- **WRITTEN REQUEST**:
Determine how many lines of the entries contain "Granda". Reply with that number alone.

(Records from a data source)

★ ★ ★ ★

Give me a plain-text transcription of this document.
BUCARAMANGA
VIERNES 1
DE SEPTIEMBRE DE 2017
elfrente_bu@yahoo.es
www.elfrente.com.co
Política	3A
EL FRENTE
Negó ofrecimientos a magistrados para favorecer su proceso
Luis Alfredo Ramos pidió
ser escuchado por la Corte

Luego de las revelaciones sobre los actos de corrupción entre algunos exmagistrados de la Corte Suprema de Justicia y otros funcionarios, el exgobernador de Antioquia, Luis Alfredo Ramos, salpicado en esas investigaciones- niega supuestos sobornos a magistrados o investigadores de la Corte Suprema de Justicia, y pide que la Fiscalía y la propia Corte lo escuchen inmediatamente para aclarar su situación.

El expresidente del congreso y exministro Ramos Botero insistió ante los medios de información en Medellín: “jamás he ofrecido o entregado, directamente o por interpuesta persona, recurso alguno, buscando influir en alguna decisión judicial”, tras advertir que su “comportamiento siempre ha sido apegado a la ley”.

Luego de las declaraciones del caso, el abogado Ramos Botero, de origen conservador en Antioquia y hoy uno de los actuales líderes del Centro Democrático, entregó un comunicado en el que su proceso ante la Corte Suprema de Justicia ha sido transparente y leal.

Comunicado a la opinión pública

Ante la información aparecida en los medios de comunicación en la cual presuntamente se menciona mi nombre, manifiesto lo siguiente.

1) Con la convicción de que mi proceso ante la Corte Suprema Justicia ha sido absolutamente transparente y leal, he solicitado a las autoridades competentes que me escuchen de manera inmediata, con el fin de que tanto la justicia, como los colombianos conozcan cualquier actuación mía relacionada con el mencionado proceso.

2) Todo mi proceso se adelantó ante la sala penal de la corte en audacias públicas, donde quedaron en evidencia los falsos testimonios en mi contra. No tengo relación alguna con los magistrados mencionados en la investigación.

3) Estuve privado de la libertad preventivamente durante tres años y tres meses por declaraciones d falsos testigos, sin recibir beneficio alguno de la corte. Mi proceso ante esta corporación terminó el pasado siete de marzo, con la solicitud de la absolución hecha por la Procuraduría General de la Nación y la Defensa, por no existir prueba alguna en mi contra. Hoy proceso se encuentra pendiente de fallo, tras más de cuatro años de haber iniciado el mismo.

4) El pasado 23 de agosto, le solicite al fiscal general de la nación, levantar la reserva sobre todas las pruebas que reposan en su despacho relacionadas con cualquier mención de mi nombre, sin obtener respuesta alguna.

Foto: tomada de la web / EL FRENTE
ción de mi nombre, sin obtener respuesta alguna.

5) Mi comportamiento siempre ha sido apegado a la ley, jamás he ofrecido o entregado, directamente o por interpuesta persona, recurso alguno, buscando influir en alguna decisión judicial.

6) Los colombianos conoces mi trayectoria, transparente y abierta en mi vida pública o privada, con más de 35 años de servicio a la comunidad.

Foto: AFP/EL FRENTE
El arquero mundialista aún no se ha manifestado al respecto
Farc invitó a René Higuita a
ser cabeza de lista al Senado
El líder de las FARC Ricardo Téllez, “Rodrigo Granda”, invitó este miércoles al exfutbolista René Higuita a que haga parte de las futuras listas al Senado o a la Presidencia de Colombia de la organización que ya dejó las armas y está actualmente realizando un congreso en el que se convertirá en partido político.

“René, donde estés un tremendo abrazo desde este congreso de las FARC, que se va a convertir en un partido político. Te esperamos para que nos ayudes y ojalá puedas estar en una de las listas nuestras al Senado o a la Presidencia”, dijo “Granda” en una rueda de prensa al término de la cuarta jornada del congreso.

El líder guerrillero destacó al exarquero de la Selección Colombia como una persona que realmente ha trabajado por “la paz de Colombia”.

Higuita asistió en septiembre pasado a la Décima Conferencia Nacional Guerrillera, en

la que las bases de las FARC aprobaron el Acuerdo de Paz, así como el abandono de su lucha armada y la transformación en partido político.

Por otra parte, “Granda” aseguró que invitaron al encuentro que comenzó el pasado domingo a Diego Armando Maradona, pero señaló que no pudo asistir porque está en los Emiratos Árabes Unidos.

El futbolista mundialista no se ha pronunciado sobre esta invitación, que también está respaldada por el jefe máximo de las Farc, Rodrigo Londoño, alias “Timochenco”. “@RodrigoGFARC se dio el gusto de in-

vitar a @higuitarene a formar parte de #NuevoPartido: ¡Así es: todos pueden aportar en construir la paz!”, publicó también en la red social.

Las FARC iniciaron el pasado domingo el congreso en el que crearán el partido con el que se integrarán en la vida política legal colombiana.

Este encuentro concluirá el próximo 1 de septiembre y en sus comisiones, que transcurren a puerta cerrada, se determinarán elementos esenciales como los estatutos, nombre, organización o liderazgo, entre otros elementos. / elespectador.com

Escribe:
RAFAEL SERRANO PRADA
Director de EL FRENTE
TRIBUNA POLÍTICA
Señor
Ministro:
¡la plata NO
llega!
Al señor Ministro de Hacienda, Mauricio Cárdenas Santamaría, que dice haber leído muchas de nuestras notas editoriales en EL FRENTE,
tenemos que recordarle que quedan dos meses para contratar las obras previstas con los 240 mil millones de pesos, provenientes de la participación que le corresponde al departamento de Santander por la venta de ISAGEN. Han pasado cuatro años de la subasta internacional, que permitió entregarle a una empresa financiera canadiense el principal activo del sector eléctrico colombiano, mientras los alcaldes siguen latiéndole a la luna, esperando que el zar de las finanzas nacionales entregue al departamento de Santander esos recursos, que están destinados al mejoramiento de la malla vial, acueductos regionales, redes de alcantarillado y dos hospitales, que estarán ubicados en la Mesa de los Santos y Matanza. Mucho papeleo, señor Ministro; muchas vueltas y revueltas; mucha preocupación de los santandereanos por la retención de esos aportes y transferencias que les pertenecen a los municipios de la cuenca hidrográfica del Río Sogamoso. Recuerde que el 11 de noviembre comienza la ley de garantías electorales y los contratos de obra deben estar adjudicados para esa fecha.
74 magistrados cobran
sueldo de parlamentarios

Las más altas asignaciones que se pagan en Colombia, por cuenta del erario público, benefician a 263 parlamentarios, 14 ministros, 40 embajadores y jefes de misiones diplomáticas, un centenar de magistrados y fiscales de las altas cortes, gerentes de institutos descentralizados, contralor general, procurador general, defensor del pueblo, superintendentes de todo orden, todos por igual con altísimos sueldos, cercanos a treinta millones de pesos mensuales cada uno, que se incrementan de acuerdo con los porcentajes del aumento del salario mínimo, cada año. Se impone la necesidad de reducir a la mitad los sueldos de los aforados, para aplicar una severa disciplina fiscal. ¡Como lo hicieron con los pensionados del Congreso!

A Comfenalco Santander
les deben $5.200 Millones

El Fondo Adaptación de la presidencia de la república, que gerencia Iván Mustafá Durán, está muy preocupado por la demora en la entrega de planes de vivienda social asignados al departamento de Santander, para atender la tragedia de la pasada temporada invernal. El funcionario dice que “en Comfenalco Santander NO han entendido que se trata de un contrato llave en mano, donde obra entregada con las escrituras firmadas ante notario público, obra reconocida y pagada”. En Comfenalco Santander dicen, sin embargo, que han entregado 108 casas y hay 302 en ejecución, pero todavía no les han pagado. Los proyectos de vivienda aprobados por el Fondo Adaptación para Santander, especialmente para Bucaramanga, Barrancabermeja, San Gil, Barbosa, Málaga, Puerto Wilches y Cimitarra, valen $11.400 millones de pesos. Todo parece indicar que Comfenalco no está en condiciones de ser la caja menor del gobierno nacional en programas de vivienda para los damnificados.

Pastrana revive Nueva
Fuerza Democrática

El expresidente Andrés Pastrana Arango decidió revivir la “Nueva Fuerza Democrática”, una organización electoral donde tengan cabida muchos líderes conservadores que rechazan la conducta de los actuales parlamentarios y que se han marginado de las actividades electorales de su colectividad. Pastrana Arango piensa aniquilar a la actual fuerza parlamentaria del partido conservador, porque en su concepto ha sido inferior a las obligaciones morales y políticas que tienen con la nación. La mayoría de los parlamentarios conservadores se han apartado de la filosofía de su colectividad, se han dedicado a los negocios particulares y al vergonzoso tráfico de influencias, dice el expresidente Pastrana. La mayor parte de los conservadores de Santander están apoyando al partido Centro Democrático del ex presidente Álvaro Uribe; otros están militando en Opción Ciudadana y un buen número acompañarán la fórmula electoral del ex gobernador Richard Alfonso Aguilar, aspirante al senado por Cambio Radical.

★ ★ ★ ★

- **REPLY TO THE TASK**:
3